- Given request -
Transcribe all of the data exactly. Omit the pictures.

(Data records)
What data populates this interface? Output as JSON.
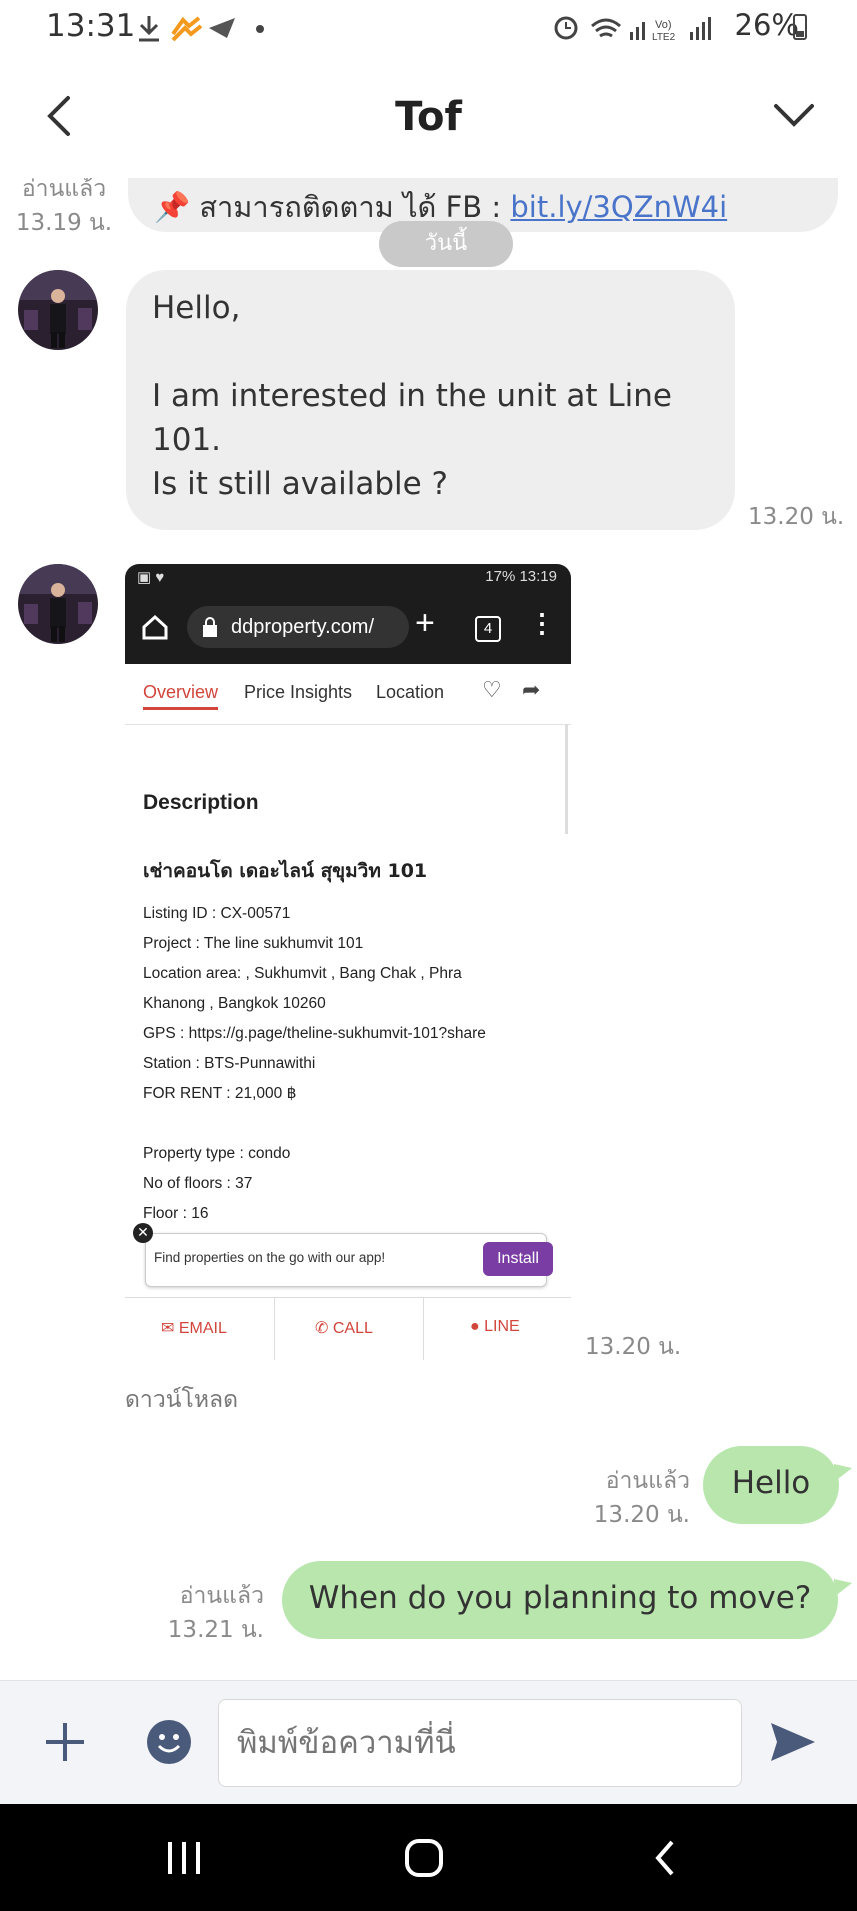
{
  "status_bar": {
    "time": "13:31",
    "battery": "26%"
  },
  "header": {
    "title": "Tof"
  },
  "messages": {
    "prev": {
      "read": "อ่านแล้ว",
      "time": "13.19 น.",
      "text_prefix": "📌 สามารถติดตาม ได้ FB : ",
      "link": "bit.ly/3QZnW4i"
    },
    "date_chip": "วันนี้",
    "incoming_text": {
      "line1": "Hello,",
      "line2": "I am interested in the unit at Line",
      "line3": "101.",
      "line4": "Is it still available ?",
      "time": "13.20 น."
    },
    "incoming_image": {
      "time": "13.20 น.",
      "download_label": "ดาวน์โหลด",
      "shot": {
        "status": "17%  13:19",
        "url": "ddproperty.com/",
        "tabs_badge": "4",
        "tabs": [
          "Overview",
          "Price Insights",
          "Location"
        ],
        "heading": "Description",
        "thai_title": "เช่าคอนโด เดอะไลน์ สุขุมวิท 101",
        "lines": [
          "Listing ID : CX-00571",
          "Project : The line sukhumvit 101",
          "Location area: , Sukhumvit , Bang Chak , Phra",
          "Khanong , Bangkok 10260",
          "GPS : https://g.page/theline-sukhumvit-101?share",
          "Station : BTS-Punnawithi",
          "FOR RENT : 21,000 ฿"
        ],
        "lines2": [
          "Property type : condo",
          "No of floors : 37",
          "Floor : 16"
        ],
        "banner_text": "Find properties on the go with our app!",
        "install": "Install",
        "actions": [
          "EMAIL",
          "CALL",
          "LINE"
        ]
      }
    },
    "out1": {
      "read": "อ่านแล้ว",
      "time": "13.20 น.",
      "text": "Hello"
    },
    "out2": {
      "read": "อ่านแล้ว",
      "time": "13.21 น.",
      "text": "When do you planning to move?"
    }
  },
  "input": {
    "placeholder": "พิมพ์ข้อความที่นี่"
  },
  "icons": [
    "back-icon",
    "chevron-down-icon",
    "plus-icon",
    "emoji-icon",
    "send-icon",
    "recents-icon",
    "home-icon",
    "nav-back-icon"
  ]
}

- Problem solution -
What data populates this interface? Output as JSON.
{
  "status_bar": {
    "time": "13:31",
    "battery": "26%"
  },
  "header": {
    "title": "Tof"
  },
  "messages": {
    "prev": {
      "read": "อ่านแล้ว",
      "time": "13.19 น.",
      "text_prefix": "📌 สามารถติดตาม ได้ FB : ",
      "link": "bit.ly/3QZnW4i"
    },
    "date_chip": "วันนี้",
    "incoming_text": {
      "line1": "Hello,",
      "line2": "I am interested in the unit at Line",
      "line3": "101.",
      "line4": "Is it still available ?",
      "time": "13.20 น."
    },
    "incoming_image": {
      "time": "13.20 น.",
      "download_label": "ดาวน์โหลด",
      "shot": {
        "status": "17%  13:19",
        "url": "ddproperty.com/",
        "tabs_badge": "4",
        "tabs": [
          "Overview",
          "Price Insights",
          "Location"
        ],
        "heading": "Description",
        "thai_title": "เช่าคอนโด เดอะไลน์ สุขุมวิท 101",
        "lines": [
          "Listing ID : CX-00571",
          "Project : The line sukhumvit 101",
          "Location area: , Sukhumvit , Bang Chak , Phra",
          "Khanong , Bangkok 10260",
          "GPS : https://g.page/theline-sukhumvit-101?share",
          "Station : BTS-Punnawithi",
          "FOR RENT : 21,000 ฿"
        ],
        "lines2": [
          "Property type : condo",
          "No of floors : 37",
          "Floor : 16"
        ],
        "banner_text": "Find properties on the go with our app!",
        "install": "Install",
        "actions": [
          "EMAIL",
          "CALL",
          "LINE"
        ]
      }
    },
    "out1": {
      "read": "อ่านแล้ว",
      "time": "13.20 น.",
      "text": "Hello"
    },
    "out2": {
      "read": "อ่านแล้ว",
      "time": "13.21 น.",
      "text": "When do you planning to move?"
    }
  },
  "input": {
    "placeholder": "พิมพ์ข้อความที่นี่"
  },
  "icons": [
    "back-icon",
    "chevron-down-icon",
    "plus-icon",
    "emoji-icon",
    "send-icon",
    "recents-icon",
    "home-icon",
    "nav-back-icon"
  ]
}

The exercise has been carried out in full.